**Written instruction**
Return all the entries exactly, keeping pictures out.

**Source records**

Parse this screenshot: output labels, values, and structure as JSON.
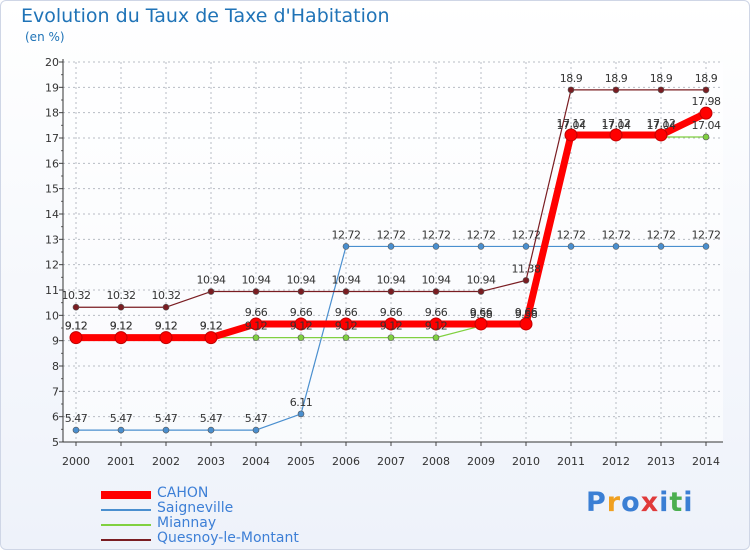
{
  "chart_data": {
    "type": "line",
    "title": "Evolution du Taux de Taxe d'Habitation",
    "subtitle": "(en %)",
    "x": [
      "2000",
      "2001",
      "2002",
      "2003",
      "2004",
      "2005",
      "2006",
      "2007",
      "2008",
      "2009",
      "2010",
      "2011",
      "2012",
      "2013",
      "2014"
    ],
    "ylim": [
      5,
      20
    ],
    "y_ticks": [
      5,
      6,
      7,
      8,
      9,
      10,
      11,
      12,
      13,
      14,
      15,
      16,
      17,
      18,
      19,
      20
    ],
    "grid": true,
    "legend_position": "bottom-left",
    "series": [
      {
        "name": "CAHON",
        "color": "#ff0000",
        "values": [
          9.12,
          9.12,
          9.12,
          9.12,
          9.66,
          9.66,
          9.66,
          9.66,
          9.66,
          9.66,
          9.66,
          17.12,
          17.12,
          17.12,
          17.98
        ],
        "labels": [
          "9.12",
          "9.12",
          "9.12",
          "9.12",
          "9.66",
          "9.66",
          "9.66",
          "9.66",
          "9.66",
          "9.66",
          "9.66",
          "17.12",
          "17.12",
          "17.12",
          "17.98"
        ]
      },
      {
        "name": "Saigneville",
        "color": "#4a8fcf",
        "values": [
          5.47,
          5.47,
          5.47,
          5.47,
          5.47,
          6.11,
          12.72,
          12.72,
          12.72,
          12.72,
          12.72,
          12.72,
          12.72,
          12.72,
          12.72
        ],
        "labels": [
          "5.47",
          "5.47",
          "5.47",
          "5.47",
          "5.47",
          "6.11",
          "12.72",
          "12.72",
          "12.72",
          "12.72",
          "12.72",
          "12.72",
          "12.72",
          "12.72",
          "12.72"
        ]
      },
      {
        "name": "Miannay",
        "color": "#80d040",
        "values": [
          9.12,
          9.12,
          9.12,
          9.12,
          9.12,
          9.12,
          9.12,
          9.12,
          9.12,
          9.58,
          9.58,
          17.04,
          17.04,
          17.04,
          17.04
        ],
        "labels": [
          "9.12",
          "9.12",
          "9.12",
          "9.12",
          "9.12",
          "9.12",
          "9.12",
          "9.12",
          "9.12",
          "9.58",
          "9.58",
          "17.04",
          "17.04",
          "17.04",
          "17.04"
        ]
      },
      {
        "name": "Quesnoy-le-Montant",
        "color": "#7a1d22",
        "values": [
          10.32,
          10.32,
          10.32,
          10.94,
          10.94,
          10.94,
          10.94,
          10.94,
          10.94,
          10.94,
          11.38,
          18.9,
          18.9,
          18.9,
          18.9
        ],
        "labels": [
          "10.32",
          "10.32",
          "10.32",
          "10.94",
          "10.94",
          "10.94",
          "10.94",
          "10.94",
          "10.94",
          "10.94",
          "11.38",
          "18.9",
          "18.9",
          "18.9",
          "18.9"
        ]
      }
    ]
  },
  "brand": {
    "letters": [
      "P",
      "r",
      "o",
      "x",
      "i",
      "t",
      "i"
    ],
    "colors": [
      "#3b7fd4",
      "#f0a020",
      "#3b7fd4",
      "#e03a3a",
      "#3b7fd4",
      "#4caf50",
      "#3b7fd4"
    ]
  }
}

**Expected answer**
Parse this screenshot: output labels, values, and structure as JSON.
{
  "chart_data": {
    "type": "line",
    "title": "Evolution du Taux de Taxe d'Habitation",
    "subtitle": "(en %)",
    "x": [
      "2000",
      "2001",
      "2002",
      "2003",
      "2004",
      "2005",
      "2006",
      "2007",
      "2008",
      "2009",
      "2010",
      "2011",
      "2012",
      "2013",
      "2014"
    ],
    "ylim": [
      5,
      20
    ],
    "y_ticks": [
      5,
      6,
      7,
      8,
      9,
      10,
      11,
      12,
      13,
      14,
      15,
      16,
      17,
      18,
      19,
      20
    ],
    "grid": true,
    "legend_position": "bottom-left",
    "series": [
      {
        "name": "CAHON",
        "color": "#ff0000",
        "values": [
          9.12,
          9.12,
          9.12,
          9.12,
          9.66,
          9.66,
          9.66,
          9.66,
          9.66,
          9.66,
          9.66,
          17.12,
          17.12,
          17.12,
          17.98
        ],
        "labels": [
          "9.12",
          "9.12",
          "9.12",
          "9.12",
          "9.66",
          "9.66",
          "9.66",
          "9.66",
          "9.66",
          "9.66",
          "9.66",
          "17.12",
          "17.12",
          "17.12",
          "17.98"
        ]
      },
      {
        "name": "Saigneville",
        "color": "#4a8fcf",
        "values": [
          5.47,
          5.47,
          5.47,
          5.47,
          5.47,
          6.11,
          12.72,
          12.72,
          12.72,
          12.72,
          12.72,
          12.72,
          12.72,
          12.72,
          12.72
        ],
        "labels": [
          "5.47",
          "5.47",
          "5.47",
          "5.47",
          "5.47",
          "6.11",
          "12.72",
          "12.72",
          "12.72",
          "12.72",
          "12.72",
          "12.72",
          "12.72",
          "12.72",
          "12.72"
        ]
      },
      {
        "name": "Miannay",
        "color": "#80d040",
        "values": [
          9.12,
          9.12,
          9.12,
          9.12,
          9.12,
          9.12,
          9.12,
          9.12,
          9.12,
          9.58,
          9.58,
          17.04,
          17.04,
          17.04,
          17.04
        ],
        "labels": [
          "9.12",
          "9.12",
          "9.12",
          "9.12",
          "9.12",
          "9.12",
          "9.12",
          "9.12",
          "9.12",
          "9.58",
          "9.58",
          "17.04",
          "17.04",
          "17.04",
          "17.04"
        ]
      },
      {
        "name": "Quesnoy-le-Montant",
        "color": "#7a1d22",
        "values": [
          10.32,
          10.32,
          10.32,
          10.94,
          10.94,
          10.94,
          10.94,
          10.94,
          10.94,
          10.94,
          11.38,
          18.9,
          18.9,
          18.9,
          18.9
        ],
        "labels": [
          "10.32",
          "10.32",
          "10.32",
          "10.94",
          "10.94",
          "10.94",
          "10.94",
          "10.94",
          "10.94",
          "10.94",
          "11.38",
          "18.9",
          "18.9",
          "18.9",
          "18.9"
        ]
      }
    ]
  },
  "brand": {
    "letters": [
      "P",
      "r",
      "o",
      "x",
      "i",
      "t",
      "i"
    ],
    "colors": [
      "#3b7fd4",
      "#f0a020",
      "#3b7fd4",
      "#e03a3a",
      "#3b7fd4",
      "#4caf50",
      "#3b7fd4"
    ]
  }
}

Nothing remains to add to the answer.